• **OBJECTIVE**: Whenever a line below holds the word "color", copy that line.

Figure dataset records
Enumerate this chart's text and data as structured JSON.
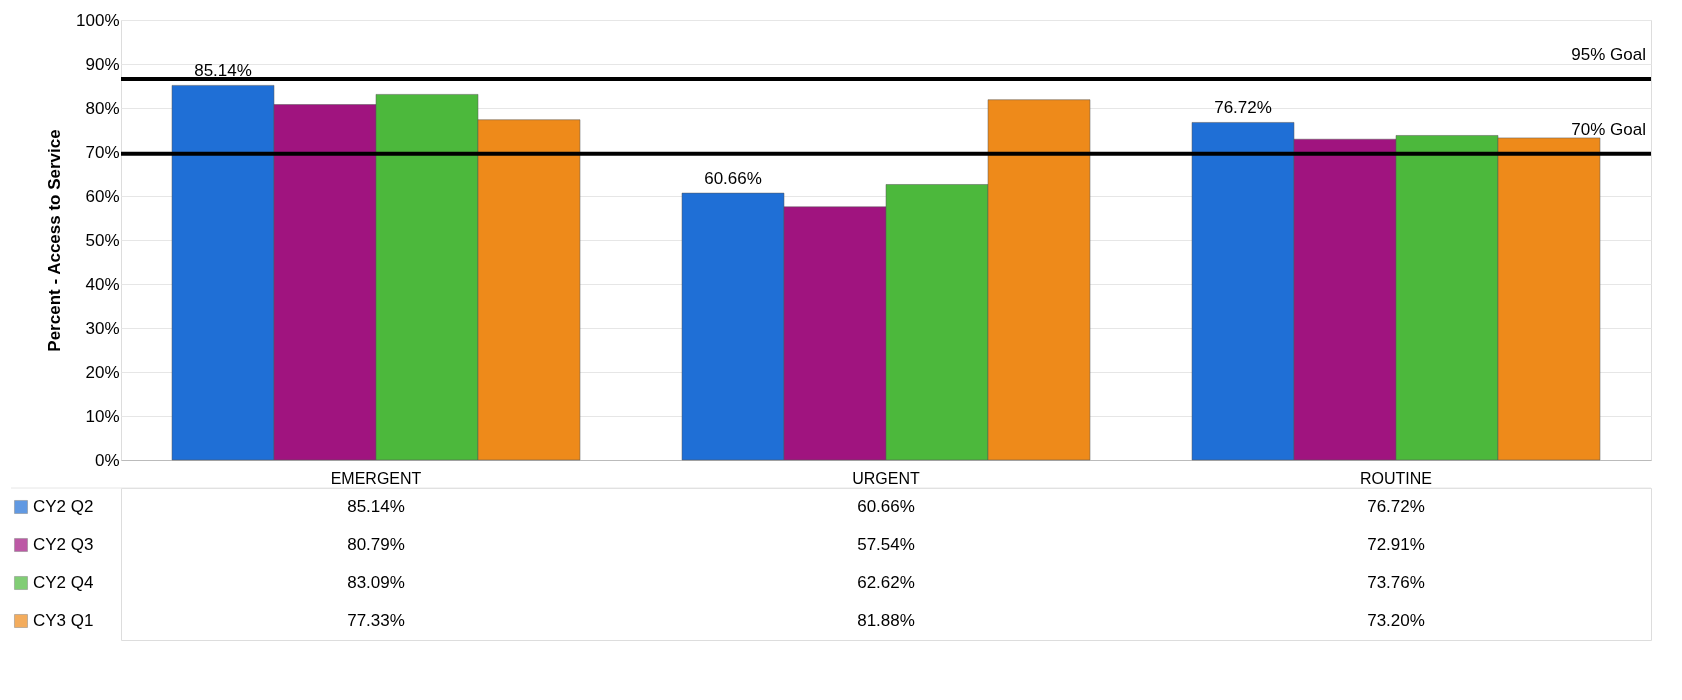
{
  "chart_data": {
    "type": "bar",
    "ylabel": "Percent - Access to Service",
    "categories": [
      "EMERGENT",
      "URGENT",
      "ROUTINE"
    ],
    "series": [
      {
        "name": "CY2 Q2",
        "color": "#1f6fd6",
        "values": [
          85.14,
          60.66,
          76.72
        ],
        "value_labels": [
          "85.14%",
          "60.66%",
          "76.72%"
        ]
      },
      {
        "name": "CY2 Q3",
        "color": "#a0147f",
        "values": [
          80.79,
          57.54,
          72.91
        ],
        "value_labels": [
          "80.79%",
          "57.54%",
          "72.91%"
        ]
      },
      {
        "name": "CY2 Q4",
        "color": "#4cb83c",
        "values": [
          83.09,
          62.62,
          73.76
        ],
        "value_labels": [
          "83.09%",
          "62.62%",
          "73.76%"
        ]
      },
      {
        "name": "CY3 Q1",
        "color": "#ee8a1a",
        "values": [
          77.33,
          81.88,
          73.2
        ],
        "value_labels": [
          "77.33%",
          "81.88%",
          "73.20%"
        ]
      }
    ],
    "ylim": [
      0,
      100
    ],
    "yticks": [
      {
        "value": 0,
        "label": "0%"
      },
      {
        "value": 10,
        "label": "10%"
      },
      {
        "value": 20,
        "label": "20%"
      },
      {
        "value": 30,
        "label": "30%"
      },
      {
        "value": 40,
        "label": "40%"
      },
      {
        "value": 50,
        "label": "50%"
      },
      {
        "value": 60,
        "label": "60%"
      },
      {
        "value": 70,
        "label": "70%"
      },
      {
        "value": 80,
        "label": "80%"
      },
      {
        "value": 90,
        "label": "90%"
      },
      {
        "value": 100,
        "label": "100%"
      }
    ],
    "annotations": [
      "85.14%",
      "60.66%",
      "76.72%"
    ],
    "ref_lines": [
      {
        "axis": "y",
        "value": 86.6,
        "label": "95% Goal",
        "color": "#000000"
      },
      {
        "axis": "y",
        "value": 69.6,
        "label": "70% Goal",
        "color": "#000000"
      }
    ],
    "grid": "y",
    "legend": "bottom left"
  }
}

• **OUTPUT FOR THIS TASK**:
        "color": "#1f6fd6",
        "color": "#a0147f",
        "color": "#4cb83c",
        "color": "#ee8a1a",
        "color": "#000000"
        "color": "#000000"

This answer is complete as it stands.